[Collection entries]
......

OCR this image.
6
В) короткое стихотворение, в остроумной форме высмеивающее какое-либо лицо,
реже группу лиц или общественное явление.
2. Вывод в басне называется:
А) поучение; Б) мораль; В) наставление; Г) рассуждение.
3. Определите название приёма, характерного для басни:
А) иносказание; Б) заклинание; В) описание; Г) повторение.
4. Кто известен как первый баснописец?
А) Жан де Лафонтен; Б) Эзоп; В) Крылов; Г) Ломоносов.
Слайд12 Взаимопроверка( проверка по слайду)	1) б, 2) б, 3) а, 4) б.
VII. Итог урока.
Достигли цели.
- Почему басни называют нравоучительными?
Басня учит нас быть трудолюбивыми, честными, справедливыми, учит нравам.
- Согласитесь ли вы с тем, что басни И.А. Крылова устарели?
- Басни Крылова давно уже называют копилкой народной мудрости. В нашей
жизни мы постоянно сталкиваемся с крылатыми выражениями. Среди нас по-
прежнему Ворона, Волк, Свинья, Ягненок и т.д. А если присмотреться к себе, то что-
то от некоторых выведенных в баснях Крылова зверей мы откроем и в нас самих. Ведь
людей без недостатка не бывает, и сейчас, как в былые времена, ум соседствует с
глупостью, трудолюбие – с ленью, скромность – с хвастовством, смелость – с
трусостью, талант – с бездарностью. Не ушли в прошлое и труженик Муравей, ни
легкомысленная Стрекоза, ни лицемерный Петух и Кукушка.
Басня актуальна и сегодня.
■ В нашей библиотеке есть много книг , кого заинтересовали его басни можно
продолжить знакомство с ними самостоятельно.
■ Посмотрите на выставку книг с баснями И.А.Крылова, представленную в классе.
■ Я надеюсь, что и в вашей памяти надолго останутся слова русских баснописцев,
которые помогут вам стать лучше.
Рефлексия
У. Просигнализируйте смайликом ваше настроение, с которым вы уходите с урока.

......

### Problem to solve:
Output the records exactly, including every line.

### Complete output:
OCR this image.
6
В) короткое стихотворение, в остроумной форме высмеивающее какое-либо лицо,
реже группу лиц или общественное явление.
2. Вывод в басне называется:
А) поучение; Б) мораль; В) наставление; Г) рассуждение.
3. Определите название приёма, характерного для басни:
А) иносказание; Б) заклинание; В) описание; Г) повторение.
4. Кто известен как первый баснописец?
А) Жан де Лафонтен; Б) Эзоп; В) Крылов; Г) Ломоносов.
Слайд12 Взаимопроверка( проверка по слайду)	1) б, 2) б, 3) а, 4) б.
VII. Итог урока.
Достигли цели.
- Почему басни называют нравоучительными?
Басня учит нас быть трудолюбивыми, честными, справедливыми, учит нравам.
- Согласитесь ли вы с тем, что басни И.А. Крылова устарели?
- Басни Крылова давно уже называют копилкой народной мудрости. В нашей
жизни мы постоянно сталкиваемся с крылатыми выражениями. Среди нас по-
прежнему Ворона, Волк, Свинья, Ягненок и т.д. А если присмотреться к себе, то что-
то от некоторых выведенных в баснях Крылова зверей мы откроем и в нас самих. Ведь
людей без недостатка не бывает, и сейчас, как в былые времена, ум соседствует с
глупостью, трудолюбие – с ленью, скромность – с хвастовством, смелость – с
трусостью, талант – с бездарностью. Не ушли в прошлое и труженик Муравей, ни
легкомысленная Стрекоза, ни лицемерный Петух и Кукушка.
Басня актуальна и сегодня.
■ В нашей библиотеке есть много книг , кого заинтересовали его басни можно
продолжить знакомство с ними самостоятельно.
■ Посмотрите на выставку книг с баснями И.А.Крылова, представленную в классе.
■ Я надеюсь, что и в вашей памяти надолго останутся слова русских баснописцев,
которые помогут вам стать лучше.
Рефлексия
У. Просигнализируйте смайликом ваше настроение, с которым вы уходите с урока.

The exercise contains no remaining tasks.